§ **Provided records**

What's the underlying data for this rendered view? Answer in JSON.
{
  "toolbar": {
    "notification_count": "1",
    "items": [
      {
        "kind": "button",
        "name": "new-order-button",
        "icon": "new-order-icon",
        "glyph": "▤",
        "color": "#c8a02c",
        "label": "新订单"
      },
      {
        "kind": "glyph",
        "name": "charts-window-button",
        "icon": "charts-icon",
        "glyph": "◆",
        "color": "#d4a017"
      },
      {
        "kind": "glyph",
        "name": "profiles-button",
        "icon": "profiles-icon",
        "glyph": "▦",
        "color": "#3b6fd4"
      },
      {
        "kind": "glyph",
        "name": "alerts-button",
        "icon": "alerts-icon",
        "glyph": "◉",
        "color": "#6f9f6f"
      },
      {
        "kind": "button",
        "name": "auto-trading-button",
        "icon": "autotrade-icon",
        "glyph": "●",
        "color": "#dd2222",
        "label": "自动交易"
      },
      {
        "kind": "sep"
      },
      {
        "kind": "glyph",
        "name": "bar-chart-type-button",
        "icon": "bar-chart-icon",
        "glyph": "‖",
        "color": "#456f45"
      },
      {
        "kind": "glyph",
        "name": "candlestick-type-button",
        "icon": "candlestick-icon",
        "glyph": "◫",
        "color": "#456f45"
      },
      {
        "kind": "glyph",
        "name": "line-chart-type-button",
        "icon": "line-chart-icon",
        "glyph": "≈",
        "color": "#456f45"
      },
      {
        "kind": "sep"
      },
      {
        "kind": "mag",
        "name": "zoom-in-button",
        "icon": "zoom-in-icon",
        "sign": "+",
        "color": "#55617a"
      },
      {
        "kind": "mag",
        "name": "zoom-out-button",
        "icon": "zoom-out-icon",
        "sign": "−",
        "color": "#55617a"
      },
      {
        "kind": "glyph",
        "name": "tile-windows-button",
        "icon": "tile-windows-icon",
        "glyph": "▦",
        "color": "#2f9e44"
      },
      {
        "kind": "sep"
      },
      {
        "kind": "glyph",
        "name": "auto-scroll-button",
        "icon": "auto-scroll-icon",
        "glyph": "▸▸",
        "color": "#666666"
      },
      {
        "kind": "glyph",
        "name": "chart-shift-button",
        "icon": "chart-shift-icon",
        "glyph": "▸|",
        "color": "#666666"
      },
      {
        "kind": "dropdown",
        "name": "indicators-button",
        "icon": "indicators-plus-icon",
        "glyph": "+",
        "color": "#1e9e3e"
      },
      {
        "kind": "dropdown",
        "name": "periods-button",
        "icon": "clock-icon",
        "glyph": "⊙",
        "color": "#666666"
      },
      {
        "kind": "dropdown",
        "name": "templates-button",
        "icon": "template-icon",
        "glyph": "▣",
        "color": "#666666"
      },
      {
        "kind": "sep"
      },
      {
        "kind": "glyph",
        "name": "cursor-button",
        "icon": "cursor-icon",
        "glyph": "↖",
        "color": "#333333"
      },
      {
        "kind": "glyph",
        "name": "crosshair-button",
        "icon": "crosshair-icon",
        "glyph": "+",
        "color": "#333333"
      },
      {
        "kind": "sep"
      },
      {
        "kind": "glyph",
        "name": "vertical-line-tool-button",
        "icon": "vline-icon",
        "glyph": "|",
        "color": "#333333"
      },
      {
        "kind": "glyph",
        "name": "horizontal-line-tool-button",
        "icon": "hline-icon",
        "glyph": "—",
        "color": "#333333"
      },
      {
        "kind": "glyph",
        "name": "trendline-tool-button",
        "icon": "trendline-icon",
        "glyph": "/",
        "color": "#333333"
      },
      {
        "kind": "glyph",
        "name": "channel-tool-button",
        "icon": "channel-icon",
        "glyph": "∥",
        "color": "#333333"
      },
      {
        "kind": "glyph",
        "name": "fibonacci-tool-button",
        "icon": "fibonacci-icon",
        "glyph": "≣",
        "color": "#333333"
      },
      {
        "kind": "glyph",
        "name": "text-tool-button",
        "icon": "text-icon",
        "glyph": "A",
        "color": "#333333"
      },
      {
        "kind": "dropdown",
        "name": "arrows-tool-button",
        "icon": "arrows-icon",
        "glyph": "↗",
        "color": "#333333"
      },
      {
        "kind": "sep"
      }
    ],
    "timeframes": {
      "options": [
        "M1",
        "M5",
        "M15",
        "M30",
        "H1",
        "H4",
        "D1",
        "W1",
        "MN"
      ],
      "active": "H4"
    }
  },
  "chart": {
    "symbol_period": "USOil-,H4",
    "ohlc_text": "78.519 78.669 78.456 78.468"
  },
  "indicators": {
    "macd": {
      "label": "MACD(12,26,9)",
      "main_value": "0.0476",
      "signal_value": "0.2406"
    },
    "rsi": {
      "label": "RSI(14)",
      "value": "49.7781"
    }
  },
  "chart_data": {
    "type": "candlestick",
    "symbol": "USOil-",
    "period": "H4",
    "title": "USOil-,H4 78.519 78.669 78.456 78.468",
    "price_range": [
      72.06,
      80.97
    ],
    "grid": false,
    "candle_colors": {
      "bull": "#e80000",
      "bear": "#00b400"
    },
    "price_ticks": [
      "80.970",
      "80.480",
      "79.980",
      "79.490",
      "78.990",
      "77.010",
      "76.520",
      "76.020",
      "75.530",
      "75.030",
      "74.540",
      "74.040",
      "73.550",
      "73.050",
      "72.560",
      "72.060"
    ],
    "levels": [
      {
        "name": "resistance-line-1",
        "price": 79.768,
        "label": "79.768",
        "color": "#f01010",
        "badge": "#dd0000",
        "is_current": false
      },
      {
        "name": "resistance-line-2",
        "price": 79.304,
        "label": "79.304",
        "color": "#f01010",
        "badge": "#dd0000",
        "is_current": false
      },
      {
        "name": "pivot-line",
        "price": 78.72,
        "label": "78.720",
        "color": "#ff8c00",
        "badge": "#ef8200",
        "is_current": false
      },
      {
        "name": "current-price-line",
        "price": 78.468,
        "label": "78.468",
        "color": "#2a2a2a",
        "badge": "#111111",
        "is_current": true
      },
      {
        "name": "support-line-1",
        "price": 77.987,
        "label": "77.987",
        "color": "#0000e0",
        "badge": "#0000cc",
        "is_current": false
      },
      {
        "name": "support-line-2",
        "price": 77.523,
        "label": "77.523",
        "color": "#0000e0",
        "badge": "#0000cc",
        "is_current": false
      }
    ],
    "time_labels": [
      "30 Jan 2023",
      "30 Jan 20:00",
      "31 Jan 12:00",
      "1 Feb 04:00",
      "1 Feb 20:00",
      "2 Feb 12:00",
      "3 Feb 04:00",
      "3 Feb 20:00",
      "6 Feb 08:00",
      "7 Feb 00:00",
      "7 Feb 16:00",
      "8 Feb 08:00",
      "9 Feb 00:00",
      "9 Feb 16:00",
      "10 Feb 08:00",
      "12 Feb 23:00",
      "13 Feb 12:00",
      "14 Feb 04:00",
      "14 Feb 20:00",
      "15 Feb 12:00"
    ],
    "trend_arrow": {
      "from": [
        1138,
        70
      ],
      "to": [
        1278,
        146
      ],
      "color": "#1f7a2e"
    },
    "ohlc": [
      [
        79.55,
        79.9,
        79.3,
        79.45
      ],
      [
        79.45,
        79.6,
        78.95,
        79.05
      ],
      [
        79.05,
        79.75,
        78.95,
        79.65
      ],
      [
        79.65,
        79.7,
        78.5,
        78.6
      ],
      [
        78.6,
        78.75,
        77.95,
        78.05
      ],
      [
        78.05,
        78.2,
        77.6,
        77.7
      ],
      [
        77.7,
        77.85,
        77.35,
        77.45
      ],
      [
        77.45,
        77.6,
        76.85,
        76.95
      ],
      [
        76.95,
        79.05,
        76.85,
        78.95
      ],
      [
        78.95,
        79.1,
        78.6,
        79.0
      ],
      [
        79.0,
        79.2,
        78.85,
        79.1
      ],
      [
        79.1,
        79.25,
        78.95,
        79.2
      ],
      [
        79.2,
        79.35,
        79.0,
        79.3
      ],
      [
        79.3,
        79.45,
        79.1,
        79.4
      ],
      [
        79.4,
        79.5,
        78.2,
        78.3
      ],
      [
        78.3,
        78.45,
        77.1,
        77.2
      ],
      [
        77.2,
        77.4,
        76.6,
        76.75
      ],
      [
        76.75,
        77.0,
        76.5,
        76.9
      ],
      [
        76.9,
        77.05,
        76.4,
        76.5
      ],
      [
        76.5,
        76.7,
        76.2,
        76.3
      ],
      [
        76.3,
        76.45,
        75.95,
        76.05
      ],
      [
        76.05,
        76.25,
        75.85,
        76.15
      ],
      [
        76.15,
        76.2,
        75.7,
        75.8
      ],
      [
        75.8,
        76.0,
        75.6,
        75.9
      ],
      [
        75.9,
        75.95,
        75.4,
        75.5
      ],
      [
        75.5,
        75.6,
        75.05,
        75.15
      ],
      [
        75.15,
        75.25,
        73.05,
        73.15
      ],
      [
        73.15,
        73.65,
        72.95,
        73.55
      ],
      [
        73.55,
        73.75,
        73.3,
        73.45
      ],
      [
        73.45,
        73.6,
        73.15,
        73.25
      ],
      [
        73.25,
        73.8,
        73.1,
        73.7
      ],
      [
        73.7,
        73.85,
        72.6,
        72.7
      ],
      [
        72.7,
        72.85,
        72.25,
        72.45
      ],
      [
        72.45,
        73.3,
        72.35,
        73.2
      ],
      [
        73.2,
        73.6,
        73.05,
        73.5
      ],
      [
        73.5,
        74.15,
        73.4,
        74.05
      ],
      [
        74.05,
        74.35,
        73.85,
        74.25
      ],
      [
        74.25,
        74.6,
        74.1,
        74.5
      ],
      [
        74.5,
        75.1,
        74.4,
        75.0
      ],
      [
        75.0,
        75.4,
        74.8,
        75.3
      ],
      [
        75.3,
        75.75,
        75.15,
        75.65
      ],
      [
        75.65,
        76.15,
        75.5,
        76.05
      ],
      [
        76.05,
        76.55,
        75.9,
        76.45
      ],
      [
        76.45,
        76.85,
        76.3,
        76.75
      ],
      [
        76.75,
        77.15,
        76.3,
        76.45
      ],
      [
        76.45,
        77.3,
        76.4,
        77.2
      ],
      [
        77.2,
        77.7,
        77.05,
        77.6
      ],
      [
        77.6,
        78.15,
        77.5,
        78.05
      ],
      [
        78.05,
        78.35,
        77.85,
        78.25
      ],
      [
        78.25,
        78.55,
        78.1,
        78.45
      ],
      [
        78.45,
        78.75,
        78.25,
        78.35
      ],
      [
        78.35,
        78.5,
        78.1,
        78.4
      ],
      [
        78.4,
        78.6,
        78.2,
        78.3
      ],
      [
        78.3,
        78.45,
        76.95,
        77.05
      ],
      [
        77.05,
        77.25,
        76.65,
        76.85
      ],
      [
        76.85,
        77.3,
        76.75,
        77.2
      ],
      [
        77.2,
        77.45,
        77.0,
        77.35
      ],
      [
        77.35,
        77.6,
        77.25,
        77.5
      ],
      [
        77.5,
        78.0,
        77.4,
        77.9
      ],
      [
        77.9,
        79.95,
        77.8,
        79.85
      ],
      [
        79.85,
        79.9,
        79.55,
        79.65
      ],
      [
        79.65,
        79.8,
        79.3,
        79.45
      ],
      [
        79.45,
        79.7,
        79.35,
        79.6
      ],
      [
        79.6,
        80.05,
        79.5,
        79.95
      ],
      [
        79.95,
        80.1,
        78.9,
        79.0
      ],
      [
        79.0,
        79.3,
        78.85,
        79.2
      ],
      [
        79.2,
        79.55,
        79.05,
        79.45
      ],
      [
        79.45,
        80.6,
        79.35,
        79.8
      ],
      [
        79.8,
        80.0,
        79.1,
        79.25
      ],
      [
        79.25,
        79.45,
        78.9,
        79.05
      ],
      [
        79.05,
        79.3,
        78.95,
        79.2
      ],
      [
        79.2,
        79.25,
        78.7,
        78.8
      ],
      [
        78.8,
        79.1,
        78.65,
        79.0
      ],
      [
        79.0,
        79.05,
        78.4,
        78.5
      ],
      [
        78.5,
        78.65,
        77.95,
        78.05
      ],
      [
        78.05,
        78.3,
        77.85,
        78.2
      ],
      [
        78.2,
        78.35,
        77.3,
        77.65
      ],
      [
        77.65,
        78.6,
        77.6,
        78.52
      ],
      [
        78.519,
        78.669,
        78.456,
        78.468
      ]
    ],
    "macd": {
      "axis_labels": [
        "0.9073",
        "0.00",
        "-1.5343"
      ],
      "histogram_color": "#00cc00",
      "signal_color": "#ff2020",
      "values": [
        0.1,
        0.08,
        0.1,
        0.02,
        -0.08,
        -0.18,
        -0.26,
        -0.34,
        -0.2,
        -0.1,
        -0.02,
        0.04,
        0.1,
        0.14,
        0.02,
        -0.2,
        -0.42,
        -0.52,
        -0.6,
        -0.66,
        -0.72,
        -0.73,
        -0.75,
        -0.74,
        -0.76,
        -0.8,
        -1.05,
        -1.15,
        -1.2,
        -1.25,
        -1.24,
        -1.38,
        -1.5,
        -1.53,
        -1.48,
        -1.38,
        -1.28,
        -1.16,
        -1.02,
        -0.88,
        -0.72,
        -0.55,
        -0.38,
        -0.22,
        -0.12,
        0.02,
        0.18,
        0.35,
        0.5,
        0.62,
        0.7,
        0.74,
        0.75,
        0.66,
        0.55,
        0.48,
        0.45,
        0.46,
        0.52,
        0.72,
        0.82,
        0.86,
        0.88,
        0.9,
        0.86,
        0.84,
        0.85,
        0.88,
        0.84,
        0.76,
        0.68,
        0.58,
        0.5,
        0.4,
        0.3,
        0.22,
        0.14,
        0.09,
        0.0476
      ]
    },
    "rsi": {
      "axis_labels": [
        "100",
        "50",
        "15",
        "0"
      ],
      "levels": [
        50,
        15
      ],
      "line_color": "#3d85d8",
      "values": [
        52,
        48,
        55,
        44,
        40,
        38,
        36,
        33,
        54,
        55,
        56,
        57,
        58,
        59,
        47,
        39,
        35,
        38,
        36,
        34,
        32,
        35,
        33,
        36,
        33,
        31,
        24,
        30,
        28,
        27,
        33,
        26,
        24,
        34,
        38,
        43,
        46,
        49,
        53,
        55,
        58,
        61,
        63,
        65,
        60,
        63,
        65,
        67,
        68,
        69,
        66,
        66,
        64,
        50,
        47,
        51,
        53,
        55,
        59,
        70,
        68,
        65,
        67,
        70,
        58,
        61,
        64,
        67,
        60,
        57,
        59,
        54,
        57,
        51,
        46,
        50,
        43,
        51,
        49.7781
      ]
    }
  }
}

§ **What is being asked**
Your answer should be a single number: the count of lines in the material above that contain "zoom".

§ **Answer in full**
4